>> START

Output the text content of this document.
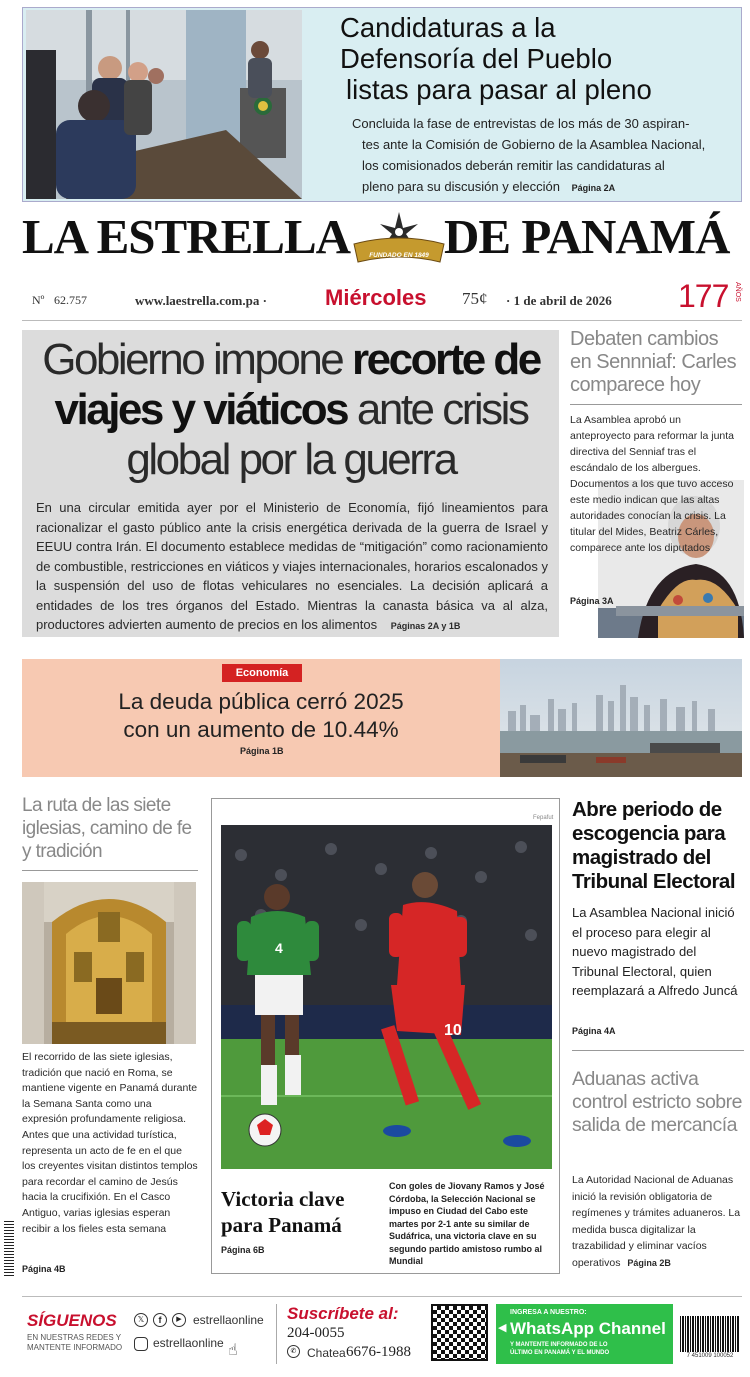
Candidaturas a la
Defensoría del Pueblo
listas para pasar al pleno
Concluida la fase de entrevistas de los más de 30 aspiran-
tes ante la Comisión de Gobierno de la Asamblea Nacional,
los comisionados deberán remitir las candidaturas al
pleno para su discusión y elección Página 2A
LA ESTRELLA DE PANAMÁ
FUNDADO EN 1849
Nº 62.757	www.laestrella.com.pa ·	Miércoles 75¢ · 1 de abril de 2026 177 AÑOS
Gobierno impone recorte de viajes y viáticos ante crisis global por la guerra
En una circular emitida ayer por el Ministerio de Economía, fijó lineamientos para racionalizar el gasto público ante la crisis energética derivada de la guerra de Israel y EEUU contra Irán. El documento establece medidas de “mitigación” como racionamiento de combustible, restricciones en viáticos y viajes internacionales, horarios escalonados y la suspensión del uso de flotas vehiculares no esenciales. La decisión aplicará a entidades de los tres órganos del Estado. Mientras la canasta básica va al alza, productores advierten aumento de precios en los alimentos Páginas 2A y 1B
Debaten cambios en Sennniaf: Carles comparece hoy
La Asamblea aprobó un anteproyecto para reformar la junta directiva del Senniaf tras el escándalo de los albergues. Documentos a los que tuvo acceso este medio indican que las altas autoridades conocían la crisis. La titular del Mides, Beatriz Cárles, comparece ante los diputados
Página 3A
Economía
La deuda pública cerró 2025
con un aumento de 10.44%
Página 1B
La ruta de las siete iglesias, camino de fe y tradición
El recorrido de las siete iglesias, tradición que nació en Roma, se mantiene vigente en Panamá durante la Semana Santa como una expresión profundamente religiosa. Antes que una actividad turística, representa un acto de fe en el que los creyentes visitan distintos templos para recordar el camino de Jesús hacia la crucifixión. En el Casco Antiguo, varias iglesias esperan recibir a los fieles esta semana
Página 4B
Fepafut
4
10
Victoria clave
para Panamá
Página 6B
Con goles de Jiovany Ramos y José Córdoba, la Selección Nacional se impuso en Ciudad del Cabo este martes por 2-1 ante su similar de Sudáfrica, una victoria clave en su segundo partido amistoso rumbo al Mundial
Abre periodo de
escogencia para
magistrado del
Tribunal Electoral
La Asamblea Nacional inició el proceso para elegir al nuevo magistrado del Tribunal Electoral, quien reemplazará a Alfredo Juncá
Página 4A
Aduanas activa control estricto sobre salida de mercancía
La Autoridad Nacional de Aduanas inició la revisión obligatoria de regímenes y trámites aduaneros. La medida busca digitalizar la trazabilidad y eliminar vacíos operativos Página 2B
SÍGUENOS
EN NUESTRAS REDES Y
MANTENTE INFORMADO
𝕏	f	▶ estrellaonline
estrellaonline ☝
Suscríbete al:
204-0055
✆ Chatea 6676-1988
INGRESA A NUESTRO:
◀ WhatsApp Channel
Y MANTENTE INFORMADO DE LO
ÚLTIMO EN PANAMÁ Y EL MUNDO	7 451009 100052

>> END

In the entries above, count every line containing the word "crisis". Write only the total.

- _Answer below_
3